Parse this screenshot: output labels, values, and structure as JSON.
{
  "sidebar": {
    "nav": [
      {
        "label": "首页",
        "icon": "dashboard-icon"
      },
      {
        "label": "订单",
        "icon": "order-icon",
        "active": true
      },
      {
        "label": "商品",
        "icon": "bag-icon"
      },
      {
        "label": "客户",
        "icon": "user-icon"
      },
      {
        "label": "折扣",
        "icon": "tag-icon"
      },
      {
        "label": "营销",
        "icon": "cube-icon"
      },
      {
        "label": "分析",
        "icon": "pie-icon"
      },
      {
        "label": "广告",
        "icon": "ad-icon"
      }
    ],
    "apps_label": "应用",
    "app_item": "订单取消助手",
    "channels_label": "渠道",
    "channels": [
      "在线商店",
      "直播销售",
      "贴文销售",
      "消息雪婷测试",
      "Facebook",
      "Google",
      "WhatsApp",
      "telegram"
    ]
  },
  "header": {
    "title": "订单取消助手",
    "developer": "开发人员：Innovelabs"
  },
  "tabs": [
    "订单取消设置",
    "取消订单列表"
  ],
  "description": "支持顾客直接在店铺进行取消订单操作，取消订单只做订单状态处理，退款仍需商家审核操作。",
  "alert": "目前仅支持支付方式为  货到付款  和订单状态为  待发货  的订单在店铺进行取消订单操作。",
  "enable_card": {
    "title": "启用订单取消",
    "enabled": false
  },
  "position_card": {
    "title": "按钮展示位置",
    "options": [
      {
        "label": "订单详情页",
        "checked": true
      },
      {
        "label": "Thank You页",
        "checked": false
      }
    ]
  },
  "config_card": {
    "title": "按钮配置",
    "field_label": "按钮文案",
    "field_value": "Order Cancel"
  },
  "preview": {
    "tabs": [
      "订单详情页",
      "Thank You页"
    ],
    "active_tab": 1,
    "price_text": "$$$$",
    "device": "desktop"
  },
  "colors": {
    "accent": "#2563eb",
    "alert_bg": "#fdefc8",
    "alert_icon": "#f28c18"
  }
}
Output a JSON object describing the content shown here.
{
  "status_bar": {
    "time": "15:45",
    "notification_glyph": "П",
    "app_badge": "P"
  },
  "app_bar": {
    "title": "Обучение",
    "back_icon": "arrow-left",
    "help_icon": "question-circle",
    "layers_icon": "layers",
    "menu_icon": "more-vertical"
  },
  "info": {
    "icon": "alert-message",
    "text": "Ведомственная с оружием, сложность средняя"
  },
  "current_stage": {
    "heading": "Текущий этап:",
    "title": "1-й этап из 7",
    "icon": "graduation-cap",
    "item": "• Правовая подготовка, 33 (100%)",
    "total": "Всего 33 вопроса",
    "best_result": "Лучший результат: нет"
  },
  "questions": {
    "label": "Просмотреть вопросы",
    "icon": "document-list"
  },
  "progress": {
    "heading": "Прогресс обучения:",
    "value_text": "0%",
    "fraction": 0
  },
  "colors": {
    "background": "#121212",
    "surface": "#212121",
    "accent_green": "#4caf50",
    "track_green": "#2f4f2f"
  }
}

::::::::

* What you will do:
Retype the entries exactly, including every line.

* Answer to this problem:
Parse this screenshot: output labels, values, and structure as JSON.
{
  "sidebar": {
    "nav": [
      {
        "label": "首页",
        "icon": "dashboard-icon"
      },
      {
        "label": "订单",
        "icon": "order-icon",
        "active": true
      },
      {
        "label": "商品",
        "icon": "bag-icon"
      },
      {
        "label": "客户",
        "icon": "user-icon"
      },
      {
        "label": "折扣",
        "icon": "tag-icon"
      },
      {
        "label": "营销",
        "icon": "cube-icon"
      },
      {
        "label": "分析",
        "icon": "pie-icon"
      },
      {
        "label": "广告",
        "icon": "ad-icon"
      }
    ],
    "apps_label": "应用",
    "app_item": "订单取消助手",
    "channels_label": "渠道",
    "channels": [
      "在线商店",
      "直播销售",
      "贴文销售",
      "消息雪婷测试",
      "Facebook",
      "Google",
      "WhatsApp",
      "telegram"
    ]
  },
  "header": {
    "title": "订单取消助手",
    "developer": "开发人员：Innovelabs"
  },
  "tabs": [
    "订单取消设置",
    "取消订单列表"
  ],
  "description": "支持顾客直接在店铺进行取消订单操作，取消订单只做订单状态处理，退款仍需商家审核操作。",
  "alert": "目前仅支持支付方式为  货到付款  和订单状态为  待发货  的订单在店铺进行取消订单操作。",
  "enable_card": {
    "title": "启用订单取消",
    "enabled": false
  },
  "position_card": {
    "title": "按钮展示位置",
    "options": [
      {
        "label": "订单详情页",
        "checked": true
      },
      {
        "label": "Thank You页",
        "checked": false
      }
    ]
  },
  "config_card": {
    "title": "按钮配置",
    "field_label": "按钮文案",
    "field_value": "Order Cancel"
  },
  "preview": {
    "tabs": [
      "订单详情页",
      "Thank You页"
    ],
    "active_tab": 1,
    "price_text": "$$$$",
    "device": "desktop"
  },
  "colors": {
    "accent": "#2563eb",
    "alert_bg": "#fdefc8",
    "alert_icon": "#f28c18"
  }
}
Output a JSON object describing the content shown here.
{
  "status_bar": {
    "time": "15:45",
    "notification_glyph": "П",
    "app_badge": "P"
  },
  "app_bar": {
    "title": "Обучение",
    "back_icon": "arrow-left",
    "help_icon": "question-circle",
    "layers_icon": "layers",
    "menu_icon": "more-vertical"
  },
  "info": {
    "icon": "alert-message",
    "text": "Ведомственная с оружием, сложность средняя"
  },
  "current_stage": {
    "heading": "Текущий этап:",
    "title": "1-й этап из 7",
    "icon": "graduation-cap",
    "item": "• Правовая подготовка, 33 (100%)",
    "total": "Всего 33 вопроса",
    "best_result": "Лучший результат: нет"
  },
  "questions": {
    "label": "Просмотреть вопросы",
    "icon": "document-list"
  },
  "progress": {
    "heading": "Прогресс обучения:",
    "value_text": "0%",
    "fraction": 0
  },
  "colors": {
    "background": "#121212",
    "surface": "#212121",
    "accent_green": "#4caf50",
    "track_green": "#2f4f2f"
  }
}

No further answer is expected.